**Task instructions:**
1) Summarize the i40iw barrier-macro thread below in two sentences.
2) Write the next part of the i40iw barrier-macro thread below, starting after its last quoted line.

**Supplied text:**
Re: [PATCH rdma-core 06/14] i40iw: Get rid of unique barrier macros

Jason Gunthorpe <jgunthorpe@xxxxxxxxxxxxxxxxxxxx> · Mon, 6 Mar 2017 12:40:52 -0700

On Mon, Mar 06, 2017 at 01:16:31PM -0600, Shiraz Saleem wrote:
> On Fri, Mar 03, 2017 at 03:22:44PM -0700, Jason Gunthorpe wrote:
> > On Fri, Mar 03, 2017 at 03:45:14PM -0600, Shiraz Saleem wrote:
> > 
> > > This is not quite how our DB logic works. There are additional HW
> > > steps and nuances in the flow. Unfortunately, to explain this, we
> > > need to provide details of our internal HW flow for the DB logic. We
> > > are unable to do so at this time.
> > 
> > Well, it is very problematic to help you define what a cross-arch
> > barrier should do if you can't explain what you need to have happen
> > relative to PCI-E.

**Information supplied:**
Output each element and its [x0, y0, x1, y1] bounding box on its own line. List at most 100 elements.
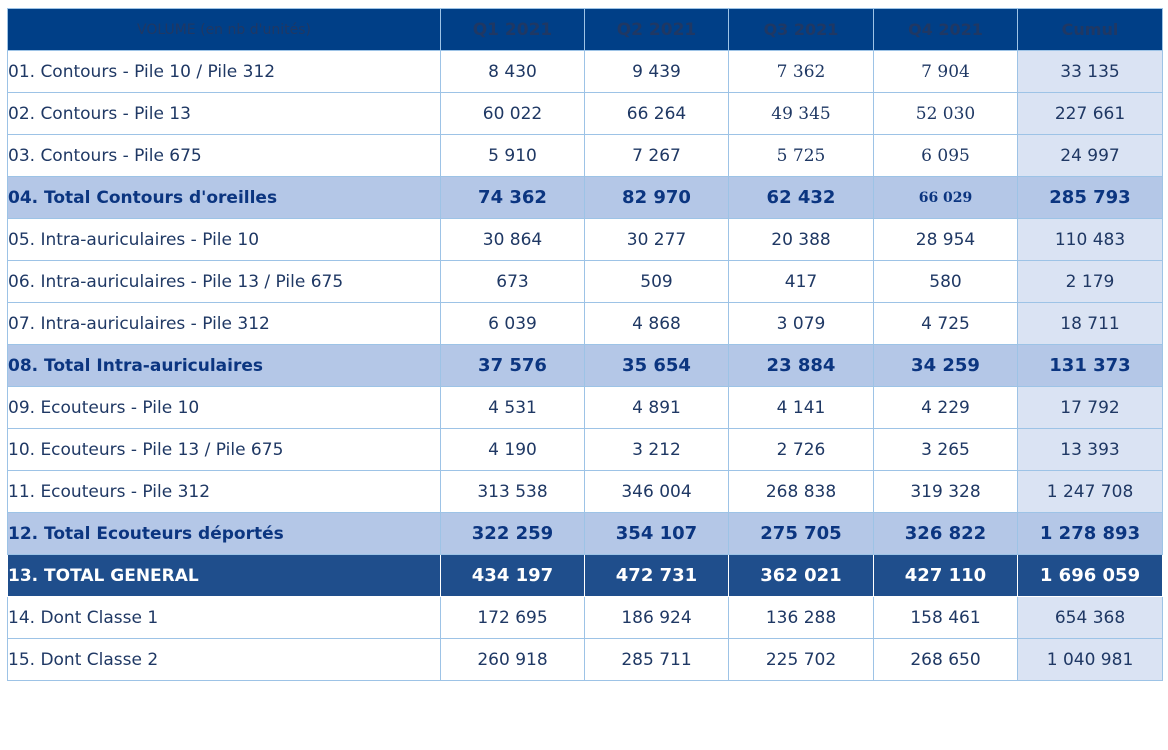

**The responses:**
1) Shiraz Saleem states that the described approach is not how their DB logic works, because the flow involves additional HW steps and nuances that cannot be explained at this time without revealing internal HW details. Jason Gunthorpe replies that it is very problematic to help define what a cross-arch barrier should do without an explanation of what needs to happen relative to PCI-E.

2)
> 
> Unfortunately, we can help with this only at the point when this information 
> is made public. If you must have an explanation for all barriers defined in 
> utils, an option here is to leave this barrier in i40iw and migrate it to 
> utils when documentation is available. 

Well, it is impossible to document what other arches are expected to
do if you can't define what you need.

Talking about the CPU alone does not define the interaction required
with PCI.

The reason we have these special barriers and do not just use C11's
atomic_thread_fence is specifically because some arches make a small
distinction on ordering relative to PCI and ordering relative to other
CPUs.

> > > Mfence guarantees that load won't be reordered before the store, and
> > > thus we are using it.
> > 
> > If that is all then the driver can use LFENCE and the
> > udma_from_device_barrier() .. Is that OK?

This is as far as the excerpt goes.